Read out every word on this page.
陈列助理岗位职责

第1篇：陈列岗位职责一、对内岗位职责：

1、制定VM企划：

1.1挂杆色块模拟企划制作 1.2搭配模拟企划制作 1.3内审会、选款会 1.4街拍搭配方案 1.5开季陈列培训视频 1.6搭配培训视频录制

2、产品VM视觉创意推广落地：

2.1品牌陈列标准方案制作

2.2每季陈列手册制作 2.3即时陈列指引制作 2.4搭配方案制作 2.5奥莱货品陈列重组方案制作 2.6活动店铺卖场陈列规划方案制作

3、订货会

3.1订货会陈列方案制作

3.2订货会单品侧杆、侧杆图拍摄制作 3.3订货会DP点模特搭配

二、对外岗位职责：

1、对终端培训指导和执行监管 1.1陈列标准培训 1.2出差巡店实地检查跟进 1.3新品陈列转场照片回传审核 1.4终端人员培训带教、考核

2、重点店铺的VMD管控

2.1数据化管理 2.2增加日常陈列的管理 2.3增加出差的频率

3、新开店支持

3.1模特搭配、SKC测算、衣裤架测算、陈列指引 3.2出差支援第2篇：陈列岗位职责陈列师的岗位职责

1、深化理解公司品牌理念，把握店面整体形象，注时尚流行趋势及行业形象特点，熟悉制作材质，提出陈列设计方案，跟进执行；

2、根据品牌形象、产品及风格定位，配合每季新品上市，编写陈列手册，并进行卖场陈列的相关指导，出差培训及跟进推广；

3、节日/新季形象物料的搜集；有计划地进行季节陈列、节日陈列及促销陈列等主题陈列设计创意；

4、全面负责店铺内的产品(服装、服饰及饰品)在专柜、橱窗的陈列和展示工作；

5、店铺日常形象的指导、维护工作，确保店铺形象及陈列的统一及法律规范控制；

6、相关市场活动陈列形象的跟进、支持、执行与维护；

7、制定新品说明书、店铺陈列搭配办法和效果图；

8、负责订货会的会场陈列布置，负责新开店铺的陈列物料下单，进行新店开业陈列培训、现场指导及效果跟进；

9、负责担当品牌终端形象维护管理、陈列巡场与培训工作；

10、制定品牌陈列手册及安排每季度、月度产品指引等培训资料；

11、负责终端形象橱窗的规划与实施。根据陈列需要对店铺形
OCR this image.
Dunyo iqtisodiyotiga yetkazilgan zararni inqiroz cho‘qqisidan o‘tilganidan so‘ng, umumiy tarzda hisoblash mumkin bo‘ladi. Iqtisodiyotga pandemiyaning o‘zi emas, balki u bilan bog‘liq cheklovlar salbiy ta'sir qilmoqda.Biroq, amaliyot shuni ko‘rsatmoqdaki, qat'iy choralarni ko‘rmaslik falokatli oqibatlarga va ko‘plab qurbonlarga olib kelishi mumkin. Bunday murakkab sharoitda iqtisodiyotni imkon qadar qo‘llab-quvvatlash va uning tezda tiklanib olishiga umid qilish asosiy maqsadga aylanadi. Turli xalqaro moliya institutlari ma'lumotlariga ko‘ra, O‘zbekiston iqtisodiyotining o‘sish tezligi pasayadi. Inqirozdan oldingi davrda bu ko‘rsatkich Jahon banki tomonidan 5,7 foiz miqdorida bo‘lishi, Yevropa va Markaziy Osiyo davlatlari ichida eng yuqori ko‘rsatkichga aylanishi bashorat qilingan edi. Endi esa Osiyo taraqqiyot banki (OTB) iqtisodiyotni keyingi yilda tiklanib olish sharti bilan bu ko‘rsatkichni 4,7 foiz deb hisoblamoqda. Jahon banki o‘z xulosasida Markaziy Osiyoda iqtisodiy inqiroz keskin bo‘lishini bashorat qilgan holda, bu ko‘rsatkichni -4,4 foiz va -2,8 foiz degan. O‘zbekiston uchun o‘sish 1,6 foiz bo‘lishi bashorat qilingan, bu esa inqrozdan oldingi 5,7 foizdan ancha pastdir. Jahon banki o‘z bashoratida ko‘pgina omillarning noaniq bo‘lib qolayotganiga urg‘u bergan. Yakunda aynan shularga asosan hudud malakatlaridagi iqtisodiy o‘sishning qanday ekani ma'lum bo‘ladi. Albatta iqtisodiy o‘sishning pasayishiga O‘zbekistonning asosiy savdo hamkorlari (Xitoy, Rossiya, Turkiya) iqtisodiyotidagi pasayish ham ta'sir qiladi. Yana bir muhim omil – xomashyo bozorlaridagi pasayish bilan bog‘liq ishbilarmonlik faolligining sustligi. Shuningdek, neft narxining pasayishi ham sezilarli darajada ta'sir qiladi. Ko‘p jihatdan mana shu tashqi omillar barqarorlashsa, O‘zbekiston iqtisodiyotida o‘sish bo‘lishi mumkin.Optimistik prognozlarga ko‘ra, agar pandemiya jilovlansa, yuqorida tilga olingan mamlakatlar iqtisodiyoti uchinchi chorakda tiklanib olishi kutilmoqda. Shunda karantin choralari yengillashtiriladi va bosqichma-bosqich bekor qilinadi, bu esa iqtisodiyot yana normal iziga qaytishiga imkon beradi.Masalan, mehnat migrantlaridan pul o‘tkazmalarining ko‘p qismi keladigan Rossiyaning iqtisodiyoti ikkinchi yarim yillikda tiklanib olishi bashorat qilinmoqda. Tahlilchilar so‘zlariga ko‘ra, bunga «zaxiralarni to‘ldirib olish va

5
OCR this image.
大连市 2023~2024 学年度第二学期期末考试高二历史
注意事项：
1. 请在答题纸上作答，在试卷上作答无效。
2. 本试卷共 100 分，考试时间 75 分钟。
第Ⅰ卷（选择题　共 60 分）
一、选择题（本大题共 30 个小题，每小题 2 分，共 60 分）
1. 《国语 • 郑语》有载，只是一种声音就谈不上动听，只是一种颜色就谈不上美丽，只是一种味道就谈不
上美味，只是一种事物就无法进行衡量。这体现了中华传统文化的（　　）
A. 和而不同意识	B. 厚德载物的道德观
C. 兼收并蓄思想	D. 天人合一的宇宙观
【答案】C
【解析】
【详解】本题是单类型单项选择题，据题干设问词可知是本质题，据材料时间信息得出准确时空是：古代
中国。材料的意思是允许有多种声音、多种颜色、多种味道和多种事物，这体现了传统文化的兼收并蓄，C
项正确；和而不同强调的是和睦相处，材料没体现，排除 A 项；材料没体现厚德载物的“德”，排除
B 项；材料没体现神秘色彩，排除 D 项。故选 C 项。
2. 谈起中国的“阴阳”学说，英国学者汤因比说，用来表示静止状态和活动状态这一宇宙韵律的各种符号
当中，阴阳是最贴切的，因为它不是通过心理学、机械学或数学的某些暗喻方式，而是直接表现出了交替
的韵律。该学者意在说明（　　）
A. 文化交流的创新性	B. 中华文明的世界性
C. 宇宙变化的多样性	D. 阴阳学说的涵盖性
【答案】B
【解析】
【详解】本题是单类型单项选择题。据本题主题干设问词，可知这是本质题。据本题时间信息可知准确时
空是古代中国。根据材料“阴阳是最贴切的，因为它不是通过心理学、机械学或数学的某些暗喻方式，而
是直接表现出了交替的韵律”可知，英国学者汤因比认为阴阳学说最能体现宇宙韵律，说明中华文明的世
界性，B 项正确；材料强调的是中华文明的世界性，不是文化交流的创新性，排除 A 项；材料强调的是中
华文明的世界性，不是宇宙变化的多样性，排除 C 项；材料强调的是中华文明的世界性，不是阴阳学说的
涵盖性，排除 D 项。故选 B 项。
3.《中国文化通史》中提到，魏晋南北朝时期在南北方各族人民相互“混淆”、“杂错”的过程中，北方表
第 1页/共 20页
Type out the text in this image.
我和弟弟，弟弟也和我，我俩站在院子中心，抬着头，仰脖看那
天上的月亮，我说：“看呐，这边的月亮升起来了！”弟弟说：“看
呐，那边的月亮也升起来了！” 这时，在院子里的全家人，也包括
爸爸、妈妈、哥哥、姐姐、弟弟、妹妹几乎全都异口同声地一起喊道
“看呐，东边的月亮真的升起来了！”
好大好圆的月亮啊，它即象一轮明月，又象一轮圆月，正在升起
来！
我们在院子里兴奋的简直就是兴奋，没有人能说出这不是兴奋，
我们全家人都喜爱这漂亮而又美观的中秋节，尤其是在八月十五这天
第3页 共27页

.....

*To be done*. Copy all lines from the material that hold "this".

*Reply to the task*.
Read out every word on this page.
OCR this image.
OCR this image.
Type out the text in this image.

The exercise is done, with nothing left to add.